> _Instruction_: Reproduce all records verbatim.

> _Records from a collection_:
— START —

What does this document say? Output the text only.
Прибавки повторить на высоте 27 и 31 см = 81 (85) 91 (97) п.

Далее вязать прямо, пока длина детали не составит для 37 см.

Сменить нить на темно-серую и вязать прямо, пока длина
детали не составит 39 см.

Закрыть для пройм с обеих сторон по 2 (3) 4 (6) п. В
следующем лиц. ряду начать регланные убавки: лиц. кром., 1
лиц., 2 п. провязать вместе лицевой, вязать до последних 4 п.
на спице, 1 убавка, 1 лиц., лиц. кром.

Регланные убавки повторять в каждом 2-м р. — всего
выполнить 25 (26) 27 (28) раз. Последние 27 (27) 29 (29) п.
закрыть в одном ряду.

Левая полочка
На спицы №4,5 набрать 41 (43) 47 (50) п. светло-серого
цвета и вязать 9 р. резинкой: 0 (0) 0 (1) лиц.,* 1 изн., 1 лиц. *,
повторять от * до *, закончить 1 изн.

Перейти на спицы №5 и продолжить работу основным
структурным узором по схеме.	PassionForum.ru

— END —

> _Response to the exercise_:
What does this document say? Output the text only.
Прибавки повторить на высоте 27 и 31 см = 81 (85) 91 (97) п.

Далее вязать прямо, пока длина детали не составит для 37 см.

Сменить нить на темно-серую и вязать прямо, пока длина
детали не составит 39 см.

Закрыть для пройм с обеих сторон по 2 (3) 4 (6) п. В
следующем лиц. ряду начать регланные убавки: лиц. кром., 1
лиц., 2 п. провязать вместе лицевой, вязать до последних 4 п.
на спице, 1 убавка, 1 лиц., лиц. кром.

Регланные убавки повторять в каждом 2-м р. — всего
выполнить 25 (26) 27 (28) раз. Последние 27 (27) 29 (29) п.
закрыть в одном ряду.

Левая полочка
На спицы №4,5 набрать 41 (43) 47 (50) п. светло-серого
цвета и вязать 9 р. резинкой: 0 (0) 0 (1) лиц.,* 1 изн., 1 лиц. *,
повторять от * до *, закончить 1 изн.

Перейти на спицы №5 и продолжить работу основным
структурным узором по схеме.	PassionForum.ru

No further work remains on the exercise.